- [What is required] Reproduce each line exactly.

— BEGIN Stored data —

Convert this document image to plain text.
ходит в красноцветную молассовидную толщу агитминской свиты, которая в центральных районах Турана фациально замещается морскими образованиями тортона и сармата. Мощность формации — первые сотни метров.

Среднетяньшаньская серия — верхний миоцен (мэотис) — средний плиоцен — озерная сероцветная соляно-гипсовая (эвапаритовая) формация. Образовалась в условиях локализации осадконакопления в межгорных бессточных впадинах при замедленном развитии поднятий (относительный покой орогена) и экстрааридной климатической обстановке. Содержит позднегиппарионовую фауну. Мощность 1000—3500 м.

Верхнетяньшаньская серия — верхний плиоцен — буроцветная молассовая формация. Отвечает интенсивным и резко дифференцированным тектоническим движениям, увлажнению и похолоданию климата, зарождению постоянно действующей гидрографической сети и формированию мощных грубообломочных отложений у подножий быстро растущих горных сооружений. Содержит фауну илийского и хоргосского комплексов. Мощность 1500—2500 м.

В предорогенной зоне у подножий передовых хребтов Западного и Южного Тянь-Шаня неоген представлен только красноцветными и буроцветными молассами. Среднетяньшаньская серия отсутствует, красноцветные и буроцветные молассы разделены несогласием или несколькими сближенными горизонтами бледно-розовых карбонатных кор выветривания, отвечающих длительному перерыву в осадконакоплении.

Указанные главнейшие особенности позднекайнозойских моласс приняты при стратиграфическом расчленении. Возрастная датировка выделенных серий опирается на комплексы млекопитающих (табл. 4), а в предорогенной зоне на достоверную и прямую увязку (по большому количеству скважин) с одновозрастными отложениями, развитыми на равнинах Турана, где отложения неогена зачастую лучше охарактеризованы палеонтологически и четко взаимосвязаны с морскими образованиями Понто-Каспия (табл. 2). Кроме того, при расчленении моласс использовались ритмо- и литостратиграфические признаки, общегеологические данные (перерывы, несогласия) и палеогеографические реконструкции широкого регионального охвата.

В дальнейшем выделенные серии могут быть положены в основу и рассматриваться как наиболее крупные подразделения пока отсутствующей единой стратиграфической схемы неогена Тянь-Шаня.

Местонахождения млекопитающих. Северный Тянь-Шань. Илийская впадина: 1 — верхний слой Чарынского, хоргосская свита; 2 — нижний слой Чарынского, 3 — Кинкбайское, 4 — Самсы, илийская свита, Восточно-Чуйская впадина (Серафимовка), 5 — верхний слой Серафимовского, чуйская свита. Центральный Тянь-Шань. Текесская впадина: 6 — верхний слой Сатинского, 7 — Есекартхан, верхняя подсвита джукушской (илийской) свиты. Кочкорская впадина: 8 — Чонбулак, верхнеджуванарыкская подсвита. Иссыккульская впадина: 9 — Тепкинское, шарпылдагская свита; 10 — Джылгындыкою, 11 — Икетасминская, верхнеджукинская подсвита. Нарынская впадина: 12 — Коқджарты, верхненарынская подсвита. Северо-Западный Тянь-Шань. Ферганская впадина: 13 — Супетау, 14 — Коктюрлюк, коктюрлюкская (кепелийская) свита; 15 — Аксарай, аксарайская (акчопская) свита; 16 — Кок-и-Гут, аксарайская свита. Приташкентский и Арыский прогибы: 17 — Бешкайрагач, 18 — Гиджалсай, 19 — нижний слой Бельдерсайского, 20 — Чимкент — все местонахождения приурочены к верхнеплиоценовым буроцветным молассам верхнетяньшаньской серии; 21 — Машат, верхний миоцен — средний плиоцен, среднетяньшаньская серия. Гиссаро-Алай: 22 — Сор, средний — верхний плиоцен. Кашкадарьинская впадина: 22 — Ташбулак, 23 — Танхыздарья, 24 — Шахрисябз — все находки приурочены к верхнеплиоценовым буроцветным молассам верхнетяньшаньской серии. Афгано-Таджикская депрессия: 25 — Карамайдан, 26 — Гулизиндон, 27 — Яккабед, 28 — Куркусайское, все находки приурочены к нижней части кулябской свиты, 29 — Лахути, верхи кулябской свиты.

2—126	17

— END Stored data —

- [Exercise solution]
Convert this document image to plain text.
ходит в красноцветную молассовидную толщу агитминской свиты, которая в центральных районах Турана фациально замещается морскими образованиями тортона и сармата. Мощность формации — первые сотни метров.

Среднетяньшаньская серия — верхний миоцен (мэотис) — средний плиоцен — озерная сероцветная соляно-гипсовая (эвапаритовая) формация. Образовалась в условиях локализации осадконакопления в межгорных бессточных впадинах при замедленном развитии поднятий (относительный покой орогена) и экстрааридной климатической обстановке. Содержит позднегиппарионовую фауну. Мощность 1000—3500 м.

Верхнетяньшаньская серия — верхний плиоцен — буроцветная молассовая формация. Отвечает интенсивным и резко дифференцированным тектоническим движениям, увлажнению и похолоданию климата, зарождению постоянно действующей гидрографической сети и формированию мощных грубообломочных отложений у подножий быстро растущих горных сооружений. Содержит фауну илийского и хоргосского комплексов. Мощность 1500—2500 м.

В предорогенной зоне у подножий передовых хребтов Западного и Южного Тянь-Шаня неоген представлен только красноцветными и буроцветными молассами. Среднетяньшаньская серия отсутствует, красноцветные и буроцветные молассы разделены несогласием или несколькими сближенными горизонтами бледно-розовых карбонатных кор выветривания, отвечающих длительному перерыву в осадконакоплении.

Указанные главнейшие особенности позднекайнозойских моласс приняты при стратиграфическом расчленении. Возрастная датировка выделенных серий опирается на комплексы млекопитающих (табл. 4), а в предорогенной зоне на достоверную и прямую увязку (по большому количеству скважин) с одновозрастными отложениями, развитыми на равнинах Турана, где отложения неогена зачастую лучше охарактеризованы палеонтологически и четко взаимосвязаны с морскими образованиями Понто-Каспия (табл. 2). Кроме того, при расчленении моласс использовались ритмо- и литостратиграфические признаки, общегеологические данные (перерывы, несогласия) и палеогеографические реконструкции широкого регионального охвата.

В дальнейшем выделенные серии могут быть положены в основу и рассматриваться как наиболее крупные подразделения пока отсутствующей единой стратиграфической схемы неогена Тянь-Шаня.

Местонахождения млекопитающих. Северный Тянь-Шань. Илийская впадина: 1 — верхний слой Чарынского, хоргосская свита; 2 — нижний слой Чарынского, 3 — Кинкбайское, 4 — Самсы, илийская свита, Восточно-Чуйская впадина (Серафимовка), 5 — верхний слой Серафимовского, чуйская свита. Центральный Тянь-Шань. Текесская впадина: 6 — верхний слой Сатинского, 7 — Есекартхан, верхняя подсвита джукушской (илийской) свиты. Кочкорская впадина: 8 — Чонбулак, верхнеджуванарыкская подсвита. Иссыккульская впадина: 9 — Тепкинское, шарпылдагская свита; 10 — Джылгындыкою, 11 — Икетасминская, верхнеджукинская подсвита. Нарынская впадина: 12 — Коқджарты, верхненарынская подсвита. Северо-Западный Тянь-Шань. Ферганская впадина: 13 — Супетау, 14 — Коктюрлюк, коктюрлюкская (кепелийская) свита; 15 — Аксарай, аксарайская (акчопская) свита; 16 — Кок-и-Гут, аксарайская свита. Приташкентский и Арыский прогибы: 17 — Бешкайрагач, 18 — Гиджалсай, 19 — нижний слой Бельдерсайского, 20 — Чимкент — все местонахождения приурочены к верхнеплиоценовым буроцветным молассам верхнетяньшаньской серии; 21 — Машат, верхний миоцен — средний плиоцен, среднетяньшаньская серия. Гиссаро-Алай: 22 — Сор, средний — верхний плиоцен. Кашкадарьинская впадина: 22 — Ташбулак, 23 — Танхыздарья, 24 — Шахрисябз — все находки приурочены к верхнеплиоценовым буроцветным молассам верхнетяньшаньской серии. Афгано-Таджикская депрессия: 25 — Карамайдан, 26 — Гулизиндон, 27 — Яккабед, 28 — Куркусайское, все находки приурочены к нижней части кулябской свиты, 29 — Лахути, верхи кулябской свиты.

2—126	17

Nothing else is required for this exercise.